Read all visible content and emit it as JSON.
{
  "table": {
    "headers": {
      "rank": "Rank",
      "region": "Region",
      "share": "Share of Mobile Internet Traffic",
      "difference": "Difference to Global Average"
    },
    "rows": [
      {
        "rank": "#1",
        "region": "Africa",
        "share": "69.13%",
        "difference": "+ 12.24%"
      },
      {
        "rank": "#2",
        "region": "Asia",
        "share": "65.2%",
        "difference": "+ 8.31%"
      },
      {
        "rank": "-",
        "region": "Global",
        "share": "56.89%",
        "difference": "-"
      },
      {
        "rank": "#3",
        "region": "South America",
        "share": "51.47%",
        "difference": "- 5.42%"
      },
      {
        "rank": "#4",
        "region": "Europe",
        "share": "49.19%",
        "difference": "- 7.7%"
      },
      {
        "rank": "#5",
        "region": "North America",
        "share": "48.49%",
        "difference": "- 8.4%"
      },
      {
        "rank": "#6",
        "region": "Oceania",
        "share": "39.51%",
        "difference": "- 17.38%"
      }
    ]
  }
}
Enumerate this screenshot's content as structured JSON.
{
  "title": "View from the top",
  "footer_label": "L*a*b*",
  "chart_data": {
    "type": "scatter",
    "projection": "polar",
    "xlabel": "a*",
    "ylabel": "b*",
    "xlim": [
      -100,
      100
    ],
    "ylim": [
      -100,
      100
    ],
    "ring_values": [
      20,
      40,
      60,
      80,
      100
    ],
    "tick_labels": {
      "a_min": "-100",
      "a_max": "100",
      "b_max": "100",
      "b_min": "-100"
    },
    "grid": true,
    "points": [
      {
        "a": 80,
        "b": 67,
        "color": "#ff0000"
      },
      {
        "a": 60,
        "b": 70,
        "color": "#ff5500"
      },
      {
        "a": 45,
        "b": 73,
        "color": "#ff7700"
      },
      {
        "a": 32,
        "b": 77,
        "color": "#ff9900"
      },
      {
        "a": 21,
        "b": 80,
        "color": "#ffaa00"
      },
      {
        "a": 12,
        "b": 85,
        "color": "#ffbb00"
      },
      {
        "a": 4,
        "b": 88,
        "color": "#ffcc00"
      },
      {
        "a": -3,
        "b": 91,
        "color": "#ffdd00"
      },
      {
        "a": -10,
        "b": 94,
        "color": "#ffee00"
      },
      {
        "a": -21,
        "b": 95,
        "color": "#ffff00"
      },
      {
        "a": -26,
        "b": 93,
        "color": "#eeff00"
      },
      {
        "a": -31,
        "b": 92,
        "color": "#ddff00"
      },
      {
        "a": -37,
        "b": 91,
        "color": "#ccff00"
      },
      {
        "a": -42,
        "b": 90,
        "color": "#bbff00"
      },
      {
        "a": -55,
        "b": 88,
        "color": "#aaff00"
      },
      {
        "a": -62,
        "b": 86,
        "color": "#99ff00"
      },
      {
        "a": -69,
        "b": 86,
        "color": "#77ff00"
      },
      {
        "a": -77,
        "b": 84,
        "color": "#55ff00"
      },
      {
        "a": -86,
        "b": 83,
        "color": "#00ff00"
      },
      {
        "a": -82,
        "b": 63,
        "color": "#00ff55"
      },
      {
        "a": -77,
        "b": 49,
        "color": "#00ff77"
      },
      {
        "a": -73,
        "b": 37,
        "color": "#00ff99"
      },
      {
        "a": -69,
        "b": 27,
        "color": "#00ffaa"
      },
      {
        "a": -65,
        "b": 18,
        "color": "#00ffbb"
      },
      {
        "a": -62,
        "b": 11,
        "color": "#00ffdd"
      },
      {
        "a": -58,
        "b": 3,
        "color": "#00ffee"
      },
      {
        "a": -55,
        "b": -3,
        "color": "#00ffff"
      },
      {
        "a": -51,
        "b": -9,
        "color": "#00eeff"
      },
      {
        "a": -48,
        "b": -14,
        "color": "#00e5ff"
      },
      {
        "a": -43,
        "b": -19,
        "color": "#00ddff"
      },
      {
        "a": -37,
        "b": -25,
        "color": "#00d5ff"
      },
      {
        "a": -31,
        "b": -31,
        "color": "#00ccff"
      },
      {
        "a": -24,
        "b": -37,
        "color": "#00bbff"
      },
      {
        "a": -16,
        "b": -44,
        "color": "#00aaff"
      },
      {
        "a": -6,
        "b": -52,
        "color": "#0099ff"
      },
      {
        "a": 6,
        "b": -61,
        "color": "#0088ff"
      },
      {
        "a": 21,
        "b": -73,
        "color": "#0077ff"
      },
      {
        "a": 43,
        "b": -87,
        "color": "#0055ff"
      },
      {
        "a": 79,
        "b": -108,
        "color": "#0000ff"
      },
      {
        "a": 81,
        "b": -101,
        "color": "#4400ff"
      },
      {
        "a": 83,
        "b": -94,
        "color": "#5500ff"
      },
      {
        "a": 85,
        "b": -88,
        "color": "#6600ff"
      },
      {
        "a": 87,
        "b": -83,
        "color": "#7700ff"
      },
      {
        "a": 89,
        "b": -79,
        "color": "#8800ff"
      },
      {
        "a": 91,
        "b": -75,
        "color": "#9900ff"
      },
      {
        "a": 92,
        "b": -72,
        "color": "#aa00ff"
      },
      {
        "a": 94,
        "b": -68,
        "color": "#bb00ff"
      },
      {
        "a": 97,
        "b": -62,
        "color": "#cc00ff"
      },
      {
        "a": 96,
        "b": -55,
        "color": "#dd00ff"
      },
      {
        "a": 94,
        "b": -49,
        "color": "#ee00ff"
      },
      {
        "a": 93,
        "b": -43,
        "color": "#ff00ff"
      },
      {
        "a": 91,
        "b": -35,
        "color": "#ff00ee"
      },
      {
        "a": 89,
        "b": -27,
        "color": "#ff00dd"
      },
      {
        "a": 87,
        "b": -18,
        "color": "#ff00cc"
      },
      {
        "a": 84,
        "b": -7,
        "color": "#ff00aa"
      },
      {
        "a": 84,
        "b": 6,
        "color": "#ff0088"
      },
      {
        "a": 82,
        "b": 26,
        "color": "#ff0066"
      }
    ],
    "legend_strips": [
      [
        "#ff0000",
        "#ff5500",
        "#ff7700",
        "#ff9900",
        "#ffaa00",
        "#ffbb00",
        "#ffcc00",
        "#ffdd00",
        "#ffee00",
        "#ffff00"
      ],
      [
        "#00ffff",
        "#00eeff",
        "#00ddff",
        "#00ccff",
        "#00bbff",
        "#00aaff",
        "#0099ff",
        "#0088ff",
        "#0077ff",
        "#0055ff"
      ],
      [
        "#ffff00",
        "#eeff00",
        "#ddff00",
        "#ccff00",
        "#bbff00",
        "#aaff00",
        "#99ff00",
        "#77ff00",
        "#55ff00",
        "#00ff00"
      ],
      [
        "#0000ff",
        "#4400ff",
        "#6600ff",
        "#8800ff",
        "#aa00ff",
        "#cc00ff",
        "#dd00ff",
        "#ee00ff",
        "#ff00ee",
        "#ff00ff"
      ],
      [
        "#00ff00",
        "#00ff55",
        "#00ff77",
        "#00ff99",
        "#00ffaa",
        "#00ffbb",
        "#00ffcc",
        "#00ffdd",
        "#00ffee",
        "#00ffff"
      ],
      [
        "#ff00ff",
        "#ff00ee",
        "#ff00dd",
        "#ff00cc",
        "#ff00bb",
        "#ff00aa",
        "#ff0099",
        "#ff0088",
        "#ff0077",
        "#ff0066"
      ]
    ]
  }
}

▸ THE TASK
Copy all lines from the material that include "Global".

▸ SOLUTION
      "difference": "Difference to Global Average"
        "region": "Global",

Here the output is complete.